**GIVEN TASK**
Track down the lines that contain "Papieski" and copy them.

* Start MATERIAL FOR THE TASK *

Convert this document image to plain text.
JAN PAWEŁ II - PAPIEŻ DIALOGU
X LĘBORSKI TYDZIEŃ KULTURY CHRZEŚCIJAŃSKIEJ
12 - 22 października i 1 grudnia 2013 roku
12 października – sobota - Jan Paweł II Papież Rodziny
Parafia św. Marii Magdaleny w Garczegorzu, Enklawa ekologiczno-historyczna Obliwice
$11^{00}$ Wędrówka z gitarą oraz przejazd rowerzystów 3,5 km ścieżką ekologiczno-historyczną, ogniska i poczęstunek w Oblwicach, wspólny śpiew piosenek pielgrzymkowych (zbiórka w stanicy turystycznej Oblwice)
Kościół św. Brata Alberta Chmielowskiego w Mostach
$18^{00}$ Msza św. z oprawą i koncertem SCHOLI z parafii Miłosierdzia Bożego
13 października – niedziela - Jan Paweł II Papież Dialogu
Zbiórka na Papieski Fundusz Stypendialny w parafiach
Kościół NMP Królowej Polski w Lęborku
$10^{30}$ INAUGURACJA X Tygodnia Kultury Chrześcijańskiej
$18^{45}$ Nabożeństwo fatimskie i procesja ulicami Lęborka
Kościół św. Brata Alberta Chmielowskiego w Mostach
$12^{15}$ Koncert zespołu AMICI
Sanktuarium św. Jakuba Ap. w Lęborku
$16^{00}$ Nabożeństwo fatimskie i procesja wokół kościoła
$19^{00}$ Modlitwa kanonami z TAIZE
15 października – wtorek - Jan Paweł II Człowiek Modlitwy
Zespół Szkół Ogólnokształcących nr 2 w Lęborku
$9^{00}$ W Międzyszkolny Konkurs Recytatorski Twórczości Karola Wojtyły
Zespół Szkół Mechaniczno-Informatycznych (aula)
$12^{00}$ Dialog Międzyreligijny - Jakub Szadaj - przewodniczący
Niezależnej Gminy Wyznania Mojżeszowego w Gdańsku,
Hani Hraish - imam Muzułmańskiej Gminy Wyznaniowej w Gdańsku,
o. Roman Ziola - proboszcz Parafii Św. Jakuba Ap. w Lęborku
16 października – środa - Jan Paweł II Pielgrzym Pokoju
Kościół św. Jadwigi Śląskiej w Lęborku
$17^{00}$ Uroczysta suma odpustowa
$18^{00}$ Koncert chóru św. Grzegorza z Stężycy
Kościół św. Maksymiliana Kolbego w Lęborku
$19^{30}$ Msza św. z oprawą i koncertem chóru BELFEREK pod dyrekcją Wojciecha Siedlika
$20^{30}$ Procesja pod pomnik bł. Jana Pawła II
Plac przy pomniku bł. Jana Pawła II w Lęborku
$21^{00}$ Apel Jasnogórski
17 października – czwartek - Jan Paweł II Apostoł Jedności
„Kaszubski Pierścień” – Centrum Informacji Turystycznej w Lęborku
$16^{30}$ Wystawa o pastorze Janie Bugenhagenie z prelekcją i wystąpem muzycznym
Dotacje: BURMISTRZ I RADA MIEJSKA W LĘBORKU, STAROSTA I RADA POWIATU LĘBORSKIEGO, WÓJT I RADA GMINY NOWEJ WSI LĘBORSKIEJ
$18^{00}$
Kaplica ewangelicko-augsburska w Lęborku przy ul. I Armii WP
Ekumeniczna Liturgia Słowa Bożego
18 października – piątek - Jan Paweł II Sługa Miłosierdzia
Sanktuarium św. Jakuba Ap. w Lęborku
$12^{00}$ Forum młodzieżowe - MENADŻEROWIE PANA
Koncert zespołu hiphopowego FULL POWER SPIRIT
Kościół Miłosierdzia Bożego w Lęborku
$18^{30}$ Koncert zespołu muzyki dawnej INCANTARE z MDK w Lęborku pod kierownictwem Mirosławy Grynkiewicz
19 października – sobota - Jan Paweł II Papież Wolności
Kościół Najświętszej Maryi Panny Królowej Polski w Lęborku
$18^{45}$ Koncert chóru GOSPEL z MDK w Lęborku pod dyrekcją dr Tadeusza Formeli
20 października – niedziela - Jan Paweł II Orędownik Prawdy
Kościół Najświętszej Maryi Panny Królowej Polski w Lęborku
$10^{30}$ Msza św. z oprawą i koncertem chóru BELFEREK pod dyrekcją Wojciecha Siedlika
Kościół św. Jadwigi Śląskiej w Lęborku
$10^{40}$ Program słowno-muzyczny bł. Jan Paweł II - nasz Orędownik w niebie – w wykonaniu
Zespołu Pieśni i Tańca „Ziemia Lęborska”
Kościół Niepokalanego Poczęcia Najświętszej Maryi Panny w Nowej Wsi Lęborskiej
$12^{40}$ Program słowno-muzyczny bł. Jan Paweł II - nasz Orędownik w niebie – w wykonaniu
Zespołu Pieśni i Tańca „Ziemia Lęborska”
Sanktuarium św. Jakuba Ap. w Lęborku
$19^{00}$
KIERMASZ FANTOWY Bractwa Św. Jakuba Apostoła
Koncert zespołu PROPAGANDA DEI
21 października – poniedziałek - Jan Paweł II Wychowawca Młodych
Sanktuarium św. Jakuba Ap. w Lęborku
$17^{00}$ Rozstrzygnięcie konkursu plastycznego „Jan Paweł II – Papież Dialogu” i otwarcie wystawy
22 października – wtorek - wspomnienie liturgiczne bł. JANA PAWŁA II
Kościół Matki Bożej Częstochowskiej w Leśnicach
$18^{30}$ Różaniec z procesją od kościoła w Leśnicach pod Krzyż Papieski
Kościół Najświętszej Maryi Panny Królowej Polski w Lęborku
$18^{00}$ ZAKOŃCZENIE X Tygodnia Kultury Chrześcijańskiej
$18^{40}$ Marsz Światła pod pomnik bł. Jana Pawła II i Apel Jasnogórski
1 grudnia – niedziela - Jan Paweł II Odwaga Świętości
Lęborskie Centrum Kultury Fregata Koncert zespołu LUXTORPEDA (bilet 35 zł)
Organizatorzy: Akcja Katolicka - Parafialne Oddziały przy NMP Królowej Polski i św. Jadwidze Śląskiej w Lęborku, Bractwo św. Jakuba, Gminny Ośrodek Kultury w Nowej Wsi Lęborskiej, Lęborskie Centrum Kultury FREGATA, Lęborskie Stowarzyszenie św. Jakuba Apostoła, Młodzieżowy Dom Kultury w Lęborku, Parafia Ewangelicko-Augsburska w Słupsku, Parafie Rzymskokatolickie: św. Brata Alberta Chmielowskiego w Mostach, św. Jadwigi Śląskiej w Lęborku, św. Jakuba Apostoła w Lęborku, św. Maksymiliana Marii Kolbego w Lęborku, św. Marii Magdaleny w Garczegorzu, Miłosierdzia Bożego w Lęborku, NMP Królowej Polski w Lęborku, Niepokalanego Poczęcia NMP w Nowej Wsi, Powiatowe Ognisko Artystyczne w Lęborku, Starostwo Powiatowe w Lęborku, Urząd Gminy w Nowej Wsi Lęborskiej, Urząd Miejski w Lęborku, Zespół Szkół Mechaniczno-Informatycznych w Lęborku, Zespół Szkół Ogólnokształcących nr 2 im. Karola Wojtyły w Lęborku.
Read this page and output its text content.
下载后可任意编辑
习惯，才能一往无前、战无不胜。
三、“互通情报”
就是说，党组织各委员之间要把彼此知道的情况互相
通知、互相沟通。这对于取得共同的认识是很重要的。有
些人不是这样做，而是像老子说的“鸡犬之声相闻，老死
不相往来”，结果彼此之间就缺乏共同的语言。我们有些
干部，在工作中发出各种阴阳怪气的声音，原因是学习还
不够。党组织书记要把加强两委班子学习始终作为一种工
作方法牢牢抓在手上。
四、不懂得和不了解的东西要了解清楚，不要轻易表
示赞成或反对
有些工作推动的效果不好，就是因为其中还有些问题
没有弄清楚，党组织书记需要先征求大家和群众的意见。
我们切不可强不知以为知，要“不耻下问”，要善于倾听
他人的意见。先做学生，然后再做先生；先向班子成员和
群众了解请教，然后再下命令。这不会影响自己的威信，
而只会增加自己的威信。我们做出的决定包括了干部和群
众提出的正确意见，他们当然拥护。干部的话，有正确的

* End MATERIAL FOR THE TASK *

**TASK ANSWER**
Zbiórka na Papieski Fundusz Stypendialny w parafiach
$18^{30}$ Różaniec z procesją od kościoła w Leśnicach pod Krzyż Papieski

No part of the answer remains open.